— Work to complete —
Identify the lines bearing the string "JSON" and gather them.

— Available data —
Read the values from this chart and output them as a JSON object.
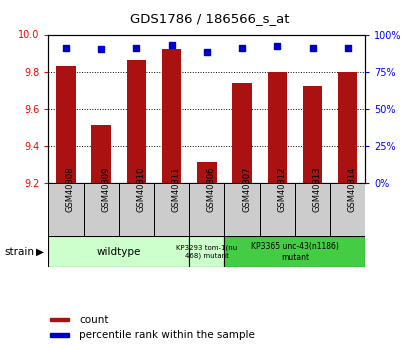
{
  "title": "GDS1786 / 186566_s_at",
  "samples": [
    "GSM40308",
    "GSM40309",
    "GSM40310",
    "GSM40311",
    "GSM40306",
    "GSM40307",
    "GSM40312",
    "GSM40313",
    "GSM40314"
  ],
  "counts": [
    9.83,
    9.51,
    9.86,
    9.92,
    9.31,
    9.74,
    9.8,
    9.72,
    9.8
  ],
  "percentiles": [
    91,
    90,
    91,
    93,
    88,
    91,
    92,
    91,
    91
  ],
  "ymin": 9.2,
  "ymax": 10.0,
  "yticks": [
    9.2,
    9.4,
    9.6,
    9.8,
    10.0
  ],
  "y2min": 0,
  "y2max": 100,
  "y2ticks": [
    0,
    25,
    50,
    75,
    100
  ],
  "y2labels": [
    "0%",
    "25%",
    "50%",
    "75%",
    "100%"
  ],
  "bar_color": "#aa1111",
  "dot_color": "#0000cc",
  "bar_width": 0.55,
  "wt_color": "#ccffcc",
  "mut1_color": "#ccffcc",
  "mut2_color": "#44cc44",
  "tick_bg": "#cccccc",
  "group1_label": "wildtype",
  "group2_label": "KP3293 tom-1(nu\n468) mutant",
  "group3_label": "KP3365 unc-43(n1186)\nmutant",
  "legend_label1": "count",
  "legend_label2": "percentile rank within the sample",
  "strain_label": "strain"
}
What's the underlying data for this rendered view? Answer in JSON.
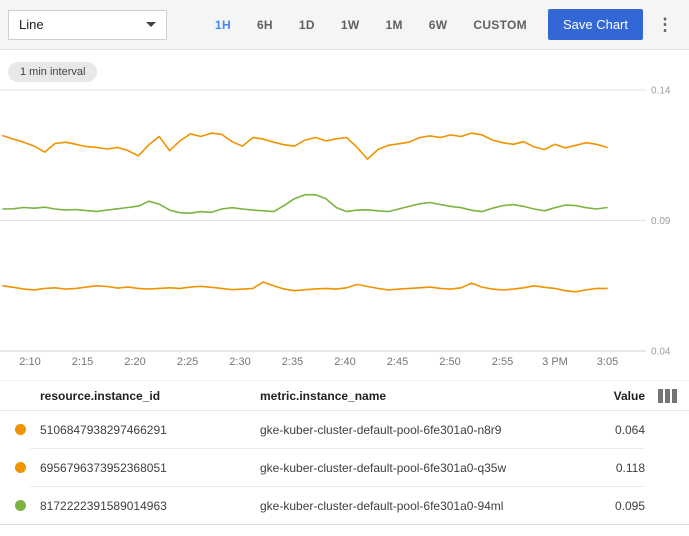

— Answer —
Read the values from this chart and output them as a JSON object.
What's the underlying data for this rendered view? Answer in JSON.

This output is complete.